Exercise aim ▸ Lines containing the string "this" are to be counted; report the number and nothing more.

Records about charts and figures ▸
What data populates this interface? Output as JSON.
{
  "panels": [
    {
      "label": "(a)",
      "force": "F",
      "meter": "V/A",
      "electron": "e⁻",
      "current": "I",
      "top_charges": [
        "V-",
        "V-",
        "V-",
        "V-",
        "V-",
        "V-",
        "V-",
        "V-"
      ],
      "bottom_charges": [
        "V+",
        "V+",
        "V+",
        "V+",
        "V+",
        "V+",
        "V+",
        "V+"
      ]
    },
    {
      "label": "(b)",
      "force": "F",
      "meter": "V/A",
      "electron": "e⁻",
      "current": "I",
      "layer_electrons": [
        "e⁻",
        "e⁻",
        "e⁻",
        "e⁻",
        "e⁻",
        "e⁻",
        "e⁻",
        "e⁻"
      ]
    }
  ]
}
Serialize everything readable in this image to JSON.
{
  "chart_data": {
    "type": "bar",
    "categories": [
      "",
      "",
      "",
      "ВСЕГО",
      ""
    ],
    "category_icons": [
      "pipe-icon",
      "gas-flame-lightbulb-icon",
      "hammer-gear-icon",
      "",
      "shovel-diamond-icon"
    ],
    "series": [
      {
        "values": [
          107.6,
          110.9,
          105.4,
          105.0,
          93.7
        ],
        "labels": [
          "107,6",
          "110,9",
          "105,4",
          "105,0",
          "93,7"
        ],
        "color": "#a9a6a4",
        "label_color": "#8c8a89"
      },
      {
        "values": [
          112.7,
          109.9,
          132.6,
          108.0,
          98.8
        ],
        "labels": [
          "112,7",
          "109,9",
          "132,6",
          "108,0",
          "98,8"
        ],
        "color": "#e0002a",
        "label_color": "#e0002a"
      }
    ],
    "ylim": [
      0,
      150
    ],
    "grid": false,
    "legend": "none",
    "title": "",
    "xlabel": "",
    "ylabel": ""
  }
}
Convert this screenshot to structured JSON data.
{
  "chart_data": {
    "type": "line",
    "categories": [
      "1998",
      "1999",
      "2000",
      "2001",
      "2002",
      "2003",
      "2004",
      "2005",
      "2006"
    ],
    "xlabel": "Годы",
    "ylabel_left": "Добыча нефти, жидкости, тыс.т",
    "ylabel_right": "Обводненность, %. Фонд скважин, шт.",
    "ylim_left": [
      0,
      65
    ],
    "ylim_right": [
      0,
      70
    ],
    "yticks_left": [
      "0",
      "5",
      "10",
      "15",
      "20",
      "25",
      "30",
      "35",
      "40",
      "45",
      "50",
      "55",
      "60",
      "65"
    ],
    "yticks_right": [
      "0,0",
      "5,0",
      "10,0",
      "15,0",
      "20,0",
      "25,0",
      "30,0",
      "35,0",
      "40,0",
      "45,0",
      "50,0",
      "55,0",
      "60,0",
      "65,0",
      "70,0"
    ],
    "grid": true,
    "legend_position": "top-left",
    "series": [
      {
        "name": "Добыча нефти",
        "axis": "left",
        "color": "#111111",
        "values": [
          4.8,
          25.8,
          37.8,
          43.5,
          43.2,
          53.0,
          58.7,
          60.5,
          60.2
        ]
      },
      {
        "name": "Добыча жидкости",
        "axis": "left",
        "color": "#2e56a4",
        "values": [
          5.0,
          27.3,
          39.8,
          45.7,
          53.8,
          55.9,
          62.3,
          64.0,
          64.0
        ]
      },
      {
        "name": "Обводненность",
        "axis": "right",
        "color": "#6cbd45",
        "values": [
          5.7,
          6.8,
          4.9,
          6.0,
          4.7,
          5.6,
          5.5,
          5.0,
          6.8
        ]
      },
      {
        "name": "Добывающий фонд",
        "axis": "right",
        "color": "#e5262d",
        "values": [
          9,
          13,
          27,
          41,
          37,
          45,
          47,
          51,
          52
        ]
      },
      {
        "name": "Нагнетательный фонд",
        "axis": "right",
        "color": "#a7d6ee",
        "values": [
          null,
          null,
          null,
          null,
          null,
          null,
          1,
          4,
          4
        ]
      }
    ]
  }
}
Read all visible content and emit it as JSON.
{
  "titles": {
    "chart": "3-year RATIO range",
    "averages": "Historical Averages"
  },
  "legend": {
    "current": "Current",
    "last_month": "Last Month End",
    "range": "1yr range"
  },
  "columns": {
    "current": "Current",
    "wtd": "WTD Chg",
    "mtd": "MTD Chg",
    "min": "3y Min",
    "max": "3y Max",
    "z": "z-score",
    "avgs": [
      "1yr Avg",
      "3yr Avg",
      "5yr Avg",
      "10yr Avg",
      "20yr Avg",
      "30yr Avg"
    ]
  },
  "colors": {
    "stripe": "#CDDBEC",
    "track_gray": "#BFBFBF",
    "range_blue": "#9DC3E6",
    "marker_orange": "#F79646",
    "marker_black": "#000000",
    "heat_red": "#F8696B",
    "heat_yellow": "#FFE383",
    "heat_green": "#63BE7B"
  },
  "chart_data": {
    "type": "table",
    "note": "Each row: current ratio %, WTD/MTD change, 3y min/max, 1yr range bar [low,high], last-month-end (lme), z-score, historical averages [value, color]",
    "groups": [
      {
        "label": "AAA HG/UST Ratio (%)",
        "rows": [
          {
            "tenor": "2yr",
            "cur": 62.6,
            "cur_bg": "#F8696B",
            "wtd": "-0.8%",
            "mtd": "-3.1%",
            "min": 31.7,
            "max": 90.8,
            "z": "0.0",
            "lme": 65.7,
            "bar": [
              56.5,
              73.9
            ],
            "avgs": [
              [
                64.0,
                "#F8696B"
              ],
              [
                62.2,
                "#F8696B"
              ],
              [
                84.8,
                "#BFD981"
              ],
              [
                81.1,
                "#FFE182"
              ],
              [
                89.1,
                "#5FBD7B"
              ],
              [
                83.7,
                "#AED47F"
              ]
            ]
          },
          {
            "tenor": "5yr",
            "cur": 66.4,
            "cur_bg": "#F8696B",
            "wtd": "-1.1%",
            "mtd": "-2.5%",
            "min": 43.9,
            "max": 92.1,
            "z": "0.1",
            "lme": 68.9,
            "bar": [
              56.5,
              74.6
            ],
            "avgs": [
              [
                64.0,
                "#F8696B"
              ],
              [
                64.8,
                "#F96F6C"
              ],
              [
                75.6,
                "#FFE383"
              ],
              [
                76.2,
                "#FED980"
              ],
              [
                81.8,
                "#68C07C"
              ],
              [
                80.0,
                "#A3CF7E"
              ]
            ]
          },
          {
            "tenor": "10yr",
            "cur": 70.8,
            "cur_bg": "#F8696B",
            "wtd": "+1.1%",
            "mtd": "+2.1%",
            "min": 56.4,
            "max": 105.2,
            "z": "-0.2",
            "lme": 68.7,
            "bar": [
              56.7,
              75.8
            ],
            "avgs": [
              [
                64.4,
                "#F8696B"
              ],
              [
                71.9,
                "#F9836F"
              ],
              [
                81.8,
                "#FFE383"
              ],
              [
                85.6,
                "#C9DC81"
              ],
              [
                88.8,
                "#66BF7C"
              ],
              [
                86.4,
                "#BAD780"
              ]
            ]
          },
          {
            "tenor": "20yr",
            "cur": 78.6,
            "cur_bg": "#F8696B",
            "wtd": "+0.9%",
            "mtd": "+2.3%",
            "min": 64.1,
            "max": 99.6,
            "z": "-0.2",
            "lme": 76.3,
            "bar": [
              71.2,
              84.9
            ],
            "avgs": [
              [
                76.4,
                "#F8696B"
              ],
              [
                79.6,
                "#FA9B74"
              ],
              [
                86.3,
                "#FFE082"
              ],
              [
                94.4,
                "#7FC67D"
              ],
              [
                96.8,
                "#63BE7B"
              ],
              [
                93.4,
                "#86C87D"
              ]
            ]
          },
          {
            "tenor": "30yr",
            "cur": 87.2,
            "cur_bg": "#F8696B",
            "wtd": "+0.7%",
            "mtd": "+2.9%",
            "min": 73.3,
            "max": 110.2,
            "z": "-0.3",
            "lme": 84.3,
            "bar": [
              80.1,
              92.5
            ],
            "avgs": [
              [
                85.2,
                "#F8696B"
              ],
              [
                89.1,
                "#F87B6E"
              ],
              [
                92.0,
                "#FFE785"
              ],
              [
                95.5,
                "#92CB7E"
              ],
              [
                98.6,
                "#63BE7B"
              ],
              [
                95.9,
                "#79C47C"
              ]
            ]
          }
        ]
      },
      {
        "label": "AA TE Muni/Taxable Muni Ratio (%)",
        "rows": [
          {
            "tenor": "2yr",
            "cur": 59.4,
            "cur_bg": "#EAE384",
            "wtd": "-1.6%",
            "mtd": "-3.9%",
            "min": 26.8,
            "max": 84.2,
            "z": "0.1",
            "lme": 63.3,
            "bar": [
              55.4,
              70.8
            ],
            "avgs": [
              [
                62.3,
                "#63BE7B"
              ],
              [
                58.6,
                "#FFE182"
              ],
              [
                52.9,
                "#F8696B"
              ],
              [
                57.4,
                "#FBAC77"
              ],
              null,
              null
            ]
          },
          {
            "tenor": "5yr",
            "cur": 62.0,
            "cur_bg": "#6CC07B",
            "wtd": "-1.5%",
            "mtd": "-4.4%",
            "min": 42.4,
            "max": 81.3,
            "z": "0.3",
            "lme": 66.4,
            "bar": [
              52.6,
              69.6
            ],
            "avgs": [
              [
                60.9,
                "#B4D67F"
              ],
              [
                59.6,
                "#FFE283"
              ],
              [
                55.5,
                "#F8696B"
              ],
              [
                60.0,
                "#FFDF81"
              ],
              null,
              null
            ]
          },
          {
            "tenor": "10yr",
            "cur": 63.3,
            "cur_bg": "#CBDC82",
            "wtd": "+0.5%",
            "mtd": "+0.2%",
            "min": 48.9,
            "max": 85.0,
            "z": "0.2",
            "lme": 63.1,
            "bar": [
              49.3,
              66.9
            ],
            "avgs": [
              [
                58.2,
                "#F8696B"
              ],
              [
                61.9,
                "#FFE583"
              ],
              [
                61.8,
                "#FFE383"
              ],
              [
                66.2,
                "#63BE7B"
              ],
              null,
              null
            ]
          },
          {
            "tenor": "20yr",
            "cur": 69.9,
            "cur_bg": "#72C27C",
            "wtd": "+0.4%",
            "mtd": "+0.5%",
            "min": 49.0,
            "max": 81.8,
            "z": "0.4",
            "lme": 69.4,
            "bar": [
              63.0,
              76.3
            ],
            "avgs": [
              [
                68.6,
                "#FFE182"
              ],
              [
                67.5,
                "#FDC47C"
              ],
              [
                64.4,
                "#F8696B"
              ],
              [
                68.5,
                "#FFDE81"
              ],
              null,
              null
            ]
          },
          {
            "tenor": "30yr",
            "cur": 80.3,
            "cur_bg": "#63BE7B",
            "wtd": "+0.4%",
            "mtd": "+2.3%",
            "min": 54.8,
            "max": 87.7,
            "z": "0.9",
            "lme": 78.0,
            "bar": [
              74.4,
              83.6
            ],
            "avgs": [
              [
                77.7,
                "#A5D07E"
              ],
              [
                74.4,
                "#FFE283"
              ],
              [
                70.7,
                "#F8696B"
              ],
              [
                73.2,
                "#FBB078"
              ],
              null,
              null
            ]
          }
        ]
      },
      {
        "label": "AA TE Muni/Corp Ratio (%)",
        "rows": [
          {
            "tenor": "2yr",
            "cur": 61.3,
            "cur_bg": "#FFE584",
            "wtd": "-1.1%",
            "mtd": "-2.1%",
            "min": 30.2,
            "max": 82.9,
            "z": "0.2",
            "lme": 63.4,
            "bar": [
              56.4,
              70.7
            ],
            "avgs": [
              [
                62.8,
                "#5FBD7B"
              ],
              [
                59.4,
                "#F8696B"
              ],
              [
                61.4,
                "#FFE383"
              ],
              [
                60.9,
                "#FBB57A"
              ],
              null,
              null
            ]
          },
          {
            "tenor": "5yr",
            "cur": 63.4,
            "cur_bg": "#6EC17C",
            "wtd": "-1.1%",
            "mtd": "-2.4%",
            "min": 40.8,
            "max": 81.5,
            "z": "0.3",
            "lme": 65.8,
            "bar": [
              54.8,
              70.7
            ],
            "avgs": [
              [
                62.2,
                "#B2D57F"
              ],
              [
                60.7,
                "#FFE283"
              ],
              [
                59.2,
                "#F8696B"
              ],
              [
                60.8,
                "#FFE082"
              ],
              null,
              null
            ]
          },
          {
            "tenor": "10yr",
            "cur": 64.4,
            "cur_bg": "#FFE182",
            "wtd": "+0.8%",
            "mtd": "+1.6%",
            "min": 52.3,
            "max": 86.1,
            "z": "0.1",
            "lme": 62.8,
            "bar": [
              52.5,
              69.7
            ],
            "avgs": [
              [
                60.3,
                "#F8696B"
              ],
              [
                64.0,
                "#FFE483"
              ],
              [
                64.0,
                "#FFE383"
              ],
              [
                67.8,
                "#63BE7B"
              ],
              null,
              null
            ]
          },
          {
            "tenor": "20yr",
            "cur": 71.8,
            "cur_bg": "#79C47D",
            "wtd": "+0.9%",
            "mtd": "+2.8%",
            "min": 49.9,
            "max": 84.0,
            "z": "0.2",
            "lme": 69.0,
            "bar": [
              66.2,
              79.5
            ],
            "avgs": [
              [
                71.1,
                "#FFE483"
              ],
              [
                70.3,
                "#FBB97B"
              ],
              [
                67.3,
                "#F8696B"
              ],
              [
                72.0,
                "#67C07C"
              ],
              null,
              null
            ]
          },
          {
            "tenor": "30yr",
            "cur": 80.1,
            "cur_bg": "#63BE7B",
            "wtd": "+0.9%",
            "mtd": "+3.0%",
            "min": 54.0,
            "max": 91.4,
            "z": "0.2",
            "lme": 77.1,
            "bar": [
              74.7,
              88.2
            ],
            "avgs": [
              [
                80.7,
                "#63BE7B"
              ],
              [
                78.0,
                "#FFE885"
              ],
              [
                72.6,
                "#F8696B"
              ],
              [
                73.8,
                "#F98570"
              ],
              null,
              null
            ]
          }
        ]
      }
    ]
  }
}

Task output ▸ 3